→ DIRECTIVE
Scan the lines below for the word "title". Copy each line you find it in.

→ EXERCISE INPUT
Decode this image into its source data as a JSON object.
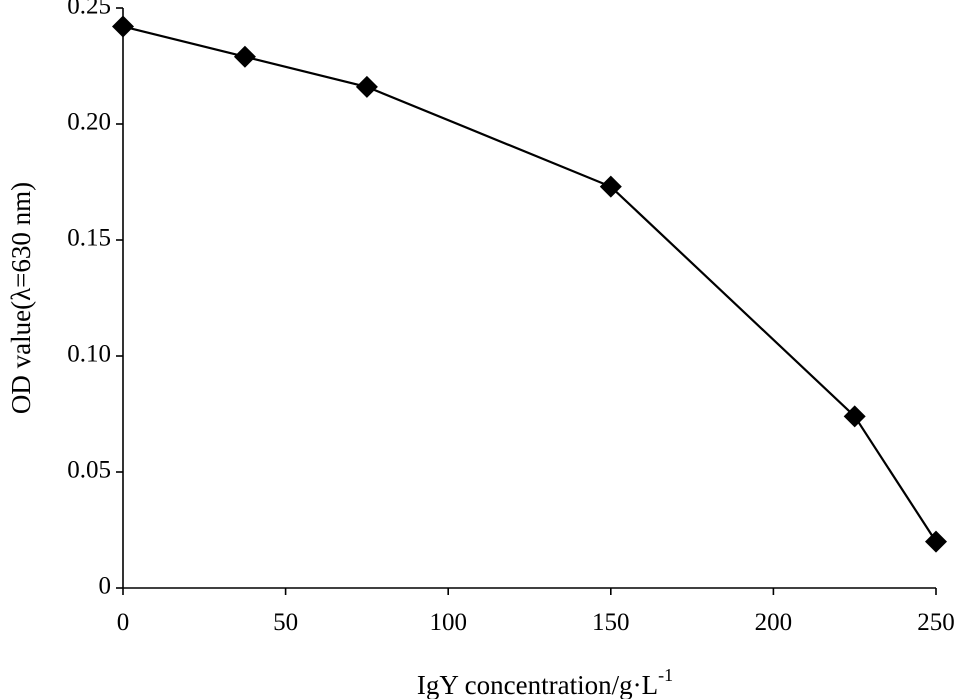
{
  "chart_data": {
    "type": "line",
    "title": "",
    "xlabel": "IgY concentration/g·L",
    "xlabel_superscript": "-1",
    "ylabel": "OD value(λ=630 nm)",
    "xlim": [
      0,
      250
    ],
    "ylim": [
      0,
      0.25
    ],
    "xticks": [
      0,
      50,
      100,
      150,
      200,
      250
    ],
    "xtick_labels": [
      "0",
      "50",
      "100",
      "150",
      "200",
      "250"
    ],
    "yticks": [
      0,
      0.05,
      0.1,
      0.15,
      0.2,
      0.25
    ],
    "ytick_labels": [
      "0",
      "0.05",
      "0.10",
      "0.15",
      "0.20",
      "0.25"
    ],
    "grid": false,
    "legend": "none",
    "marker": "diamond",
    "series": [
      {
        "x": [
          0,
          37.5,
          75,
          150,
          225,
          250
        ],
        "y": [
          0.242,
          0.229,
          0.216,
          0.173,
          0.074,
          0.02
        ],
        "color": "#000000"
      }
    ]
  }
}
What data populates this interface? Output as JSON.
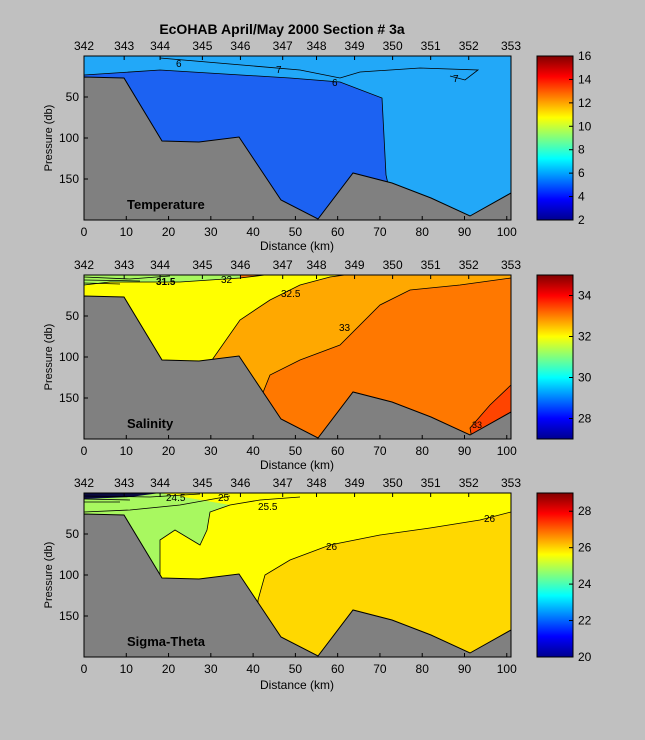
{
  "title": "EcOHAB   April/May 2000   Section # 3a",
  "colors": {
    "background": "#c0c0c0",
    "bottom": "#808080",
    "contour": "#000000"
  },
  "stations": [
    "342",
    "343",
    "344",
    "345",
    "346",
    "347",
    "348",
    "349",
    "350",
    "351",
    "352",
    "353"
  ],
  "x_tick_labels": [
    "0",
    "10",
    "20",
    "30",
    "40",
    "50",
    "60",
    "70",
    "80",
    "90",
    "100"
  ],
  "y_tick_labels": [
    "50",
    "100",
    "150"
  ],
  "xlabel": "Distance (km)",
  "ylabel": "Pressure (db)",
  "chart_data": [
    {
      "type": "heatmap",
      "panel_label": "Temperature",
      "xlabel": "Distance (km)",
      "ylabel": "Pressure (db)",
      "xlim": [
        0,
        101
      ],
      "ylim": [
        200,
        0
      ],
      "station_distances_km": [
        0,
        9.5,
        18,
        28,
        37,
        47,
        55,
        64,
        73,
        82,
        91,
        101
      ],
      "bathymetry": {
        "distance_km": [
          0,
          9.5,
          18,
          28,
          37,
          47,
          55,
          64,
          73,
          82,
          91,
          101
        ],
        "pressure_db": [
          27,
          28,
          104,
          105,
          97,
          172,
          195,
          140,
          152,
          170,
          196,
          165
        ]
      },
      "colorbar": {
        "min": 2,
        "max": 16,
        "ticks": [
          2,
          4,
          6,
          8,
          10,
          12,
          14,
          16
        ]
      },
      "contour_labels": [
        "6",
        "7",
        "6",
        "7"
      ],
      "regions": [
        {
          "level": 6.5,
          "color": "#22a8f8"
        },
        {
          "level": 5.5,
          "color": "#1c62f2"
        }
      ]
    },
    {
      "type": "heatmap",
      "panel_label": "Salinity",
      "xlabel": "Distance (km)",
      "ylabel": "Pressure (db)",
      "xlim": [
        0,
        101
      ],
      "ylim": [
        200,
        0
      ],
      "colorbar": {
        "min": 27,
        "max": 35,
        "ticks": [
          28,
          30,
          32,
          34
        ]
      },
      "contour_labels": [
        "31.5",
        "32",
        "32.5",
        "33",
        "33"
      ],
      "regions": [
        {
          "level": 32.2,
          "color": "#ffff00"
        },
        {
          "level": 32.8,
          "color": "#ffa800"
        },
        {
          "level": 33.2,
          "color": "#ff7800"
        },
        {
          "level": 33.8,
          "color": "#ff4400"
        }
      ]
    },
    {
      "type": "heatmap",
      "panel_label": "Sigma-Theta",
      "xlabel": "Distance (km)",
      "ylabel": "Pressure (db)",
      "xlim": [
        0,
        101
      ],
      "ylim": [
        200,
        0
      ],
      "colorbar": {
        "min": 20,
        "max": 29,
        "ticks": [
          20,
          22,
          24,
          26,
          28
        ]
      },
      "contour_labels": [
        "24.5",
        "25",
        "25.5",
        "26",
        "26"
      ],
      "regions": [
        {
          "level": 25.2,
          "color": "#a8f860"
        },
        {
          "level": 25.8,
          "color": "#ffff00"
        },
        {
          "level": 26.2,
          "color": "#ffd800"
        }
      ]
    }
  ]
}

→ RESPONSE BELOW
    "title": "",
  "title": "EcOHAB   April/May 2000   Section # 3a",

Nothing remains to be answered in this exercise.